──────── Dataset records ────────

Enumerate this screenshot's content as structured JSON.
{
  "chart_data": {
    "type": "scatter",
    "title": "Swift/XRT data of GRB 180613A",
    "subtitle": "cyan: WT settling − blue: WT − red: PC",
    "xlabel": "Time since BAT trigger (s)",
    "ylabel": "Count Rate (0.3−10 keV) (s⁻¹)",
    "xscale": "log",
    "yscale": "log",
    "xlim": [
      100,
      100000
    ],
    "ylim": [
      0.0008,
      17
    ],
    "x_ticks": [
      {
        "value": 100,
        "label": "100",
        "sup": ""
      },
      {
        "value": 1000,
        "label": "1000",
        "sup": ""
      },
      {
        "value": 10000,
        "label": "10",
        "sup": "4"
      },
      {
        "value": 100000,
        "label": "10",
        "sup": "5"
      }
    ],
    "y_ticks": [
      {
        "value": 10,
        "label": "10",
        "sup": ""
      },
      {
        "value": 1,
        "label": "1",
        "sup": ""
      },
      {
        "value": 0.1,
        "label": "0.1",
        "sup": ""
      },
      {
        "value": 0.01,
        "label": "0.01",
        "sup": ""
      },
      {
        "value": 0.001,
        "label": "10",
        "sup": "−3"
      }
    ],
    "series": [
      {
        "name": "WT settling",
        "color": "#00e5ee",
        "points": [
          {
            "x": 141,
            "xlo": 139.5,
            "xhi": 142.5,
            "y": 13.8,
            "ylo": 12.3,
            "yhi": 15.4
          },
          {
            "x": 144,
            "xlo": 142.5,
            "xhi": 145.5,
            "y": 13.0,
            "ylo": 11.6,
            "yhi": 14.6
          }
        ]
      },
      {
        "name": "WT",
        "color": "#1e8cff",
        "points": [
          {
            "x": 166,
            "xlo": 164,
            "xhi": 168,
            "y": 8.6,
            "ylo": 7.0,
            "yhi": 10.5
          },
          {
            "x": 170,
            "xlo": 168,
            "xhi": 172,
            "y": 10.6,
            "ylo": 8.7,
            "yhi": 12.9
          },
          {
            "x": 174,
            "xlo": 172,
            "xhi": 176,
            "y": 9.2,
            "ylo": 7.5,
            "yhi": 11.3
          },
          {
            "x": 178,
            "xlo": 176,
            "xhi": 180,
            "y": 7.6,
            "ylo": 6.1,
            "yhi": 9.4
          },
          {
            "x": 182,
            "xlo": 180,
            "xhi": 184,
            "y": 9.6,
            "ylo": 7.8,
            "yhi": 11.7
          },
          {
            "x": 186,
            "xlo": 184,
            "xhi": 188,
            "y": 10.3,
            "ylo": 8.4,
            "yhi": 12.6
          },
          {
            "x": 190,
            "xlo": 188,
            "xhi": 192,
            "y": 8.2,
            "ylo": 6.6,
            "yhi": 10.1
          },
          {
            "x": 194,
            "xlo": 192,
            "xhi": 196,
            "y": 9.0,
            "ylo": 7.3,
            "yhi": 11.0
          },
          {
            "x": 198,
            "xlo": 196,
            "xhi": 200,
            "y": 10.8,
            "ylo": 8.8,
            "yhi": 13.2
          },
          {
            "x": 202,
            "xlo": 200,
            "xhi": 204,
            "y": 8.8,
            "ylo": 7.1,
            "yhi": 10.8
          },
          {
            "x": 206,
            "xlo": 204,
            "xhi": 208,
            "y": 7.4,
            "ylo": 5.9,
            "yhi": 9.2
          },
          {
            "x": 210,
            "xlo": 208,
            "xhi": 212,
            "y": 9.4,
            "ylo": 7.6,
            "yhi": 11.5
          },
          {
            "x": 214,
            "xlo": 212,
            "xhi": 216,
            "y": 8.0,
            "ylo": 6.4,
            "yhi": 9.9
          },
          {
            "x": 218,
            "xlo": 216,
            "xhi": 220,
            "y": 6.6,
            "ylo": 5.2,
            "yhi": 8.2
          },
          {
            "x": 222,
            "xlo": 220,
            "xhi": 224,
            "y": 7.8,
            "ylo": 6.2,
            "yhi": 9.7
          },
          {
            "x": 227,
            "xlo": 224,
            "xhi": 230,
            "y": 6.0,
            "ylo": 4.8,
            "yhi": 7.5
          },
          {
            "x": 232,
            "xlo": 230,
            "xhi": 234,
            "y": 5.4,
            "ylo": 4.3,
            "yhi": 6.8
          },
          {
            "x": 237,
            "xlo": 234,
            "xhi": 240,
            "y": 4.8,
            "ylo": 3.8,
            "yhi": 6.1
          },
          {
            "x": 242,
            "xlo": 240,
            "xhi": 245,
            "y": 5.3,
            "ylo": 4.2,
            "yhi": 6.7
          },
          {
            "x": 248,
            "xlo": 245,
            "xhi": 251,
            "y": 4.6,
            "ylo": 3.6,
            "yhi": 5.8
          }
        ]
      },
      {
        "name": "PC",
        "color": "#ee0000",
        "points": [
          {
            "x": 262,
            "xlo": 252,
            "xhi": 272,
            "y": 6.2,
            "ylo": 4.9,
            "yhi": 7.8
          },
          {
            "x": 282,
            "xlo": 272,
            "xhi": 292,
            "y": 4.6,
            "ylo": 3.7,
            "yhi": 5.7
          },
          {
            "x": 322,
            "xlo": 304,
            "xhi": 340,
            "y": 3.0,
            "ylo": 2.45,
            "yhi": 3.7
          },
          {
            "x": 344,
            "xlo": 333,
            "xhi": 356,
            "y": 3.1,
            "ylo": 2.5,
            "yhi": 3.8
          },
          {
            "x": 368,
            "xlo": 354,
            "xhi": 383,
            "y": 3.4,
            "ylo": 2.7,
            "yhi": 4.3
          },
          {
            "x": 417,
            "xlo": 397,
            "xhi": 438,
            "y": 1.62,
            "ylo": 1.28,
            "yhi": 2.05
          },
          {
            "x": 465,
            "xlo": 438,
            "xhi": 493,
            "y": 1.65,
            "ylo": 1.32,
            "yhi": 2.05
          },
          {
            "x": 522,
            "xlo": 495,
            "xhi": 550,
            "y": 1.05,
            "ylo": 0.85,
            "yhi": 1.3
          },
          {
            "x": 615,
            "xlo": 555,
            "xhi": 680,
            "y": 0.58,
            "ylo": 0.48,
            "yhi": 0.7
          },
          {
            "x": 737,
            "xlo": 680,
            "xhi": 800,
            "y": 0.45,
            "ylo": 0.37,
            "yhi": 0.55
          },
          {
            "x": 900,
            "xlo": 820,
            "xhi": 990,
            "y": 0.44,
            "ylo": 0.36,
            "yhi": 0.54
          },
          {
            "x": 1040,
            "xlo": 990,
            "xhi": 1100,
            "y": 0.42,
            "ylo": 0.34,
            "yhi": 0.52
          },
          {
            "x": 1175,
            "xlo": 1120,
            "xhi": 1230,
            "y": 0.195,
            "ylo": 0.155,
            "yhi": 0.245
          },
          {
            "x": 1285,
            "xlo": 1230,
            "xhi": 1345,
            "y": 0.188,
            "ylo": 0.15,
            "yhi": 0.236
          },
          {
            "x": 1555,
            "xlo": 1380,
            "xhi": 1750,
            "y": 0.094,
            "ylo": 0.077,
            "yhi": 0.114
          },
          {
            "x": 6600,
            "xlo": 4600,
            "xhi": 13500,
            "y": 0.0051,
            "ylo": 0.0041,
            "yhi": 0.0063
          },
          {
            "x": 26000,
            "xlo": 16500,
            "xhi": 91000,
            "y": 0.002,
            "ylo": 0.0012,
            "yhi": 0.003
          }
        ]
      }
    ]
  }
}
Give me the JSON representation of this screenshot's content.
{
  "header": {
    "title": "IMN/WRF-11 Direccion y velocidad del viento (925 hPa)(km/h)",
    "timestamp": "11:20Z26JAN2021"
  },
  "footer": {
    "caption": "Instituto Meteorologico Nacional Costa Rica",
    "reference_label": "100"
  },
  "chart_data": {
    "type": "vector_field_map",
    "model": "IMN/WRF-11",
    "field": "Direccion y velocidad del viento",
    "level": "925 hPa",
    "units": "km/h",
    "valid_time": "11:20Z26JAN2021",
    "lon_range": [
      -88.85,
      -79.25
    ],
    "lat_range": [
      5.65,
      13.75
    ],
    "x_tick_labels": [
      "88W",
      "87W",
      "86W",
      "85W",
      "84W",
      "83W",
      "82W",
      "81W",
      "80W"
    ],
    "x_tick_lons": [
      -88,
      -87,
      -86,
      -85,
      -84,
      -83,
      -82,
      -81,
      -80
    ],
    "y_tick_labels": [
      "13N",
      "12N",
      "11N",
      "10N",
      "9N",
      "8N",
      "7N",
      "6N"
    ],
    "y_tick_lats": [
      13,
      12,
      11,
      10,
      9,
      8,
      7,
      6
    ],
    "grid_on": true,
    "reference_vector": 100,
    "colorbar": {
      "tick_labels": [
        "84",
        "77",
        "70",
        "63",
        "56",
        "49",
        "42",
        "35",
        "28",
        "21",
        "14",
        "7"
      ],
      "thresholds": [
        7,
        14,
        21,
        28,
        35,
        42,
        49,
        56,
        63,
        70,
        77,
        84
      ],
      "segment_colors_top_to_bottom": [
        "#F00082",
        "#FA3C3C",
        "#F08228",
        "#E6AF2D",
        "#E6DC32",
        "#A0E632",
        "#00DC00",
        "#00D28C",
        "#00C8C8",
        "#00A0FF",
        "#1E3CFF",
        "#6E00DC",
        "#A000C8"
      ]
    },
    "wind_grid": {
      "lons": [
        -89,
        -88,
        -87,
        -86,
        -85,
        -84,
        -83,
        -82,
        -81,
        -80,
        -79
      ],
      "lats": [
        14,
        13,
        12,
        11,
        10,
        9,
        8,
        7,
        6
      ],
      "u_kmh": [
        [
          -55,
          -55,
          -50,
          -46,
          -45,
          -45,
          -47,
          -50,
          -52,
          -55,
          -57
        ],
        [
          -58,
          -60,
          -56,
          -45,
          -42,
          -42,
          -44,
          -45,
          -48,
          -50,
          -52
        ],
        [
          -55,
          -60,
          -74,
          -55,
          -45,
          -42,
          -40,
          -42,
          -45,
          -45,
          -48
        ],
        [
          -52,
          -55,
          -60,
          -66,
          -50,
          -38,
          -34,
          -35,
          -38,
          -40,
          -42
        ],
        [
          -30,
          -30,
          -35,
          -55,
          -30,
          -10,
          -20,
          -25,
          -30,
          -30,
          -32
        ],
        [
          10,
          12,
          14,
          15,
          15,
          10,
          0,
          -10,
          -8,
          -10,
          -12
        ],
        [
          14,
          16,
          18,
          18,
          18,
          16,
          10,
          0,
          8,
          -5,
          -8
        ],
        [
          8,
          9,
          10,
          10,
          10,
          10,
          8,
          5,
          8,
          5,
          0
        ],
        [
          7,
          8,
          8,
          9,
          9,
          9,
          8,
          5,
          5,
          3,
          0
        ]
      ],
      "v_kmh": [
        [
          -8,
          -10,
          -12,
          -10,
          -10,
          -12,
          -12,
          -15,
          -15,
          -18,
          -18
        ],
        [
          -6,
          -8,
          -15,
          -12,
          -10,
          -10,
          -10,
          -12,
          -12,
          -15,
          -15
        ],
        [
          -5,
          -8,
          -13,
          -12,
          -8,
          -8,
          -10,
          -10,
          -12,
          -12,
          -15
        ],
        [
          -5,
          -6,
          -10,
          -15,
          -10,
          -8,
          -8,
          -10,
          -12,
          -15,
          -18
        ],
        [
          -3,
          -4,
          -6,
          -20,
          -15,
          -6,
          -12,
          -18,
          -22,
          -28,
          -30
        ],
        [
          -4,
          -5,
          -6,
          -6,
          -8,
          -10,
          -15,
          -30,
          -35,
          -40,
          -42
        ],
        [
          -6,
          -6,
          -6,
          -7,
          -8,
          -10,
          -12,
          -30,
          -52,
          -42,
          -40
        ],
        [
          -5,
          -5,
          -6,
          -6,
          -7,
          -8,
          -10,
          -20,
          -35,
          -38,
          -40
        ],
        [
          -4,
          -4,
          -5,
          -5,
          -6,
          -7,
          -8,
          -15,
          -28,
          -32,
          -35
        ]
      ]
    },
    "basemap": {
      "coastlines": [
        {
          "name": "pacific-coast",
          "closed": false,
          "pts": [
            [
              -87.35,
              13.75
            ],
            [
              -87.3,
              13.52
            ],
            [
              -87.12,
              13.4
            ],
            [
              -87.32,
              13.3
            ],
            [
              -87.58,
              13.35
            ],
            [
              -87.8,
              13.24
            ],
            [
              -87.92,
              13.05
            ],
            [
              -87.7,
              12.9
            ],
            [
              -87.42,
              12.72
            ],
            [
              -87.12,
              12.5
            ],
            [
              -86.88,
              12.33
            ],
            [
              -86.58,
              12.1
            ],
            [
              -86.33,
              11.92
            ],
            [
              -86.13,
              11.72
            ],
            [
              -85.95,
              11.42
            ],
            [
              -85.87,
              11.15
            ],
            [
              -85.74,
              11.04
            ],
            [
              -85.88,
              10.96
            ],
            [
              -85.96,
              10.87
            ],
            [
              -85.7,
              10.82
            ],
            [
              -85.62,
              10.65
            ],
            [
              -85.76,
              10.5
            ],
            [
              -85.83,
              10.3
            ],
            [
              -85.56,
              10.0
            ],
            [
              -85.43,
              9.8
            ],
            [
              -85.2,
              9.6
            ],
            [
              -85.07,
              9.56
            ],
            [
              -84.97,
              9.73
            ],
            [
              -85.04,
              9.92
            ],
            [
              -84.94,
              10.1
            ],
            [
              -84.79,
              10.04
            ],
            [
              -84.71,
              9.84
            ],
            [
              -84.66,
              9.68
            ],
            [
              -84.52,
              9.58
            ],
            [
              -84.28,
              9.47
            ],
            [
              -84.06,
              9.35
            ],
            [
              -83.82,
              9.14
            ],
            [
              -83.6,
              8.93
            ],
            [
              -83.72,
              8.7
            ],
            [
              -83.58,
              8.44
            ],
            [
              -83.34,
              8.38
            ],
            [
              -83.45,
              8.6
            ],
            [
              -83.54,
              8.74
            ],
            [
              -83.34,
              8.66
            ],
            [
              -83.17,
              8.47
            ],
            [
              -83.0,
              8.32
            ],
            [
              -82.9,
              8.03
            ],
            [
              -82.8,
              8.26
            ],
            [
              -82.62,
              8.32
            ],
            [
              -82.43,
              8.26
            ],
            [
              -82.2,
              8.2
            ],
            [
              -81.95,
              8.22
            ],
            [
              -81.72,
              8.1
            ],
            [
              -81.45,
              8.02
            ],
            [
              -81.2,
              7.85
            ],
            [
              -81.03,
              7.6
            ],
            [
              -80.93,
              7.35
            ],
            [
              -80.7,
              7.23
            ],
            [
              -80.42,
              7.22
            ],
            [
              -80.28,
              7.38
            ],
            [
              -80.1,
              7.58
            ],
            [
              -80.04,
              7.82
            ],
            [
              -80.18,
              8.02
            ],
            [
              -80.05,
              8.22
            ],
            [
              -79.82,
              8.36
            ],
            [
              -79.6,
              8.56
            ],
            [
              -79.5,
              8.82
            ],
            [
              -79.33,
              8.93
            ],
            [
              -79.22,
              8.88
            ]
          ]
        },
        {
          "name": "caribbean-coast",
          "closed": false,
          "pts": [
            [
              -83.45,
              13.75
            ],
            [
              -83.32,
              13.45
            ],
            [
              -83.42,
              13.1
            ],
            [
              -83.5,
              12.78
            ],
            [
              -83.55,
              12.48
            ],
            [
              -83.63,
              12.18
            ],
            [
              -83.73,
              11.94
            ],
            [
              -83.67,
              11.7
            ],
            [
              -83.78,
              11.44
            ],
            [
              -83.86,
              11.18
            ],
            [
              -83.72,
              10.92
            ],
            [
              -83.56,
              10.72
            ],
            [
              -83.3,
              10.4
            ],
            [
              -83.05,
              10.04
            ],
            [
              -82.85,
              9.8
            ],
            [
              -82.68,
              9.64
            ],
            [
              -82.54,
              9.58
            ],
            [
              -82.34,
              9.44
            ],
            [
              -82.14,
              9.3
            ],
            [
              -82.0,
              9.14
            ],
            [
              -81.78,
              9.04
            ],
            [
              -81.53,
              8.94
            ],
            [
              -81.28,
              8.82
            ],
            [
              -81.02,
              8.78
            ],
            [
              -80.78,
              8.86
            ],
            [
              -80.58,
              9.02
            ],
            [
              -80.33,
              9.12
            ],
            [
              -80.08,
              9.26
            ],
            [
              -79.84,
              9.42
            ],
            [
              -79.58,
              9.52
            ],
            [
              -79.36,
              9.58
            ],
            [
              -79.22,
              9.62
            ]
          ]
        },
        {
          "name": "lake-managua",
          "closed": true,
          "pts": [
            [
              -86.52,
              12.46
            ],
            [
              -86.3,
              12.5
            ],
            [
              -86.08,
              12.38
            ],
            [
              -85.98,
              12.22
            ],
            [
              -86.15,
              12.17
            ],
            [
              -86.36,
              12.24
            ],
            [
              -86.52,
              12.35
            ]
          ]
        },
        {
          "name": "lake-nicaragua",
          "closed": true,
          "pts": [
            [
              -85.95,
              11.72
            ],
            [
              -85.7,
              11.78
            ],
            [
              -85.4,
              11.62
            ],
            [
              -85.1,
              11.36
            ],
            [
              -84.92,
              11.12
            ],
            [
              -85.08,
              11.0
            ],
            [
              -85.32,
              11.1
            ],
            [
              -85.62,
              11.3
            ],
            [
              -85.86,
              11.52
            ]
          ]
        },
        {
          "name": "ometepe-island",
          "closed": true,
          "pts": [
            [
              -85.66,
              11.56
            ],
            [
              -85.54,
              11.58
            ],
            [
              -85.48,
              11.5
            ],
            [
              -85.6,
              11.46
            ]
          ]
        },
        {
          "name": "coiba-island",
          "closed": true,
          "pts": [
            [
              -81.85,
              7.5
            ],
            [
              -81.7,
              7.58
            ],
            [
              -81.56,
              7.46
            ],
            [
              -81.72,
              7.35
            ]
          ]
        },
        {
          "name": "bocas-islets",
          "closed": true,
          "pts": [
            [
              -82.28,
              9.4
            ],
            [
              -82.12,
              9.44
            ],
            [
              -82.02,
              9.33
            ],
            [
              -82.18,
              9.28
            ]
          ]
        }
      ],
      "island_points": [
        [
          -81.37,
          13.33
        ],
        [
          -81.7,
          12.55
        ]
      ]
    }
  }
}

────────

* What you have to do *
Read the data above and pull out each line that holds the string "name".

* Result of this task *
        "name": "WT settling",
        "name": "WT",
        "name": "PC",
          "name": "pacific-coast",
          "name": "caribbean-coast",
          "name": "lake-managua",
          "name": "lake-nicaragua",
          "name": "ometepe-island",
          "name": "coiba-island",
          "name": "bocas-islets",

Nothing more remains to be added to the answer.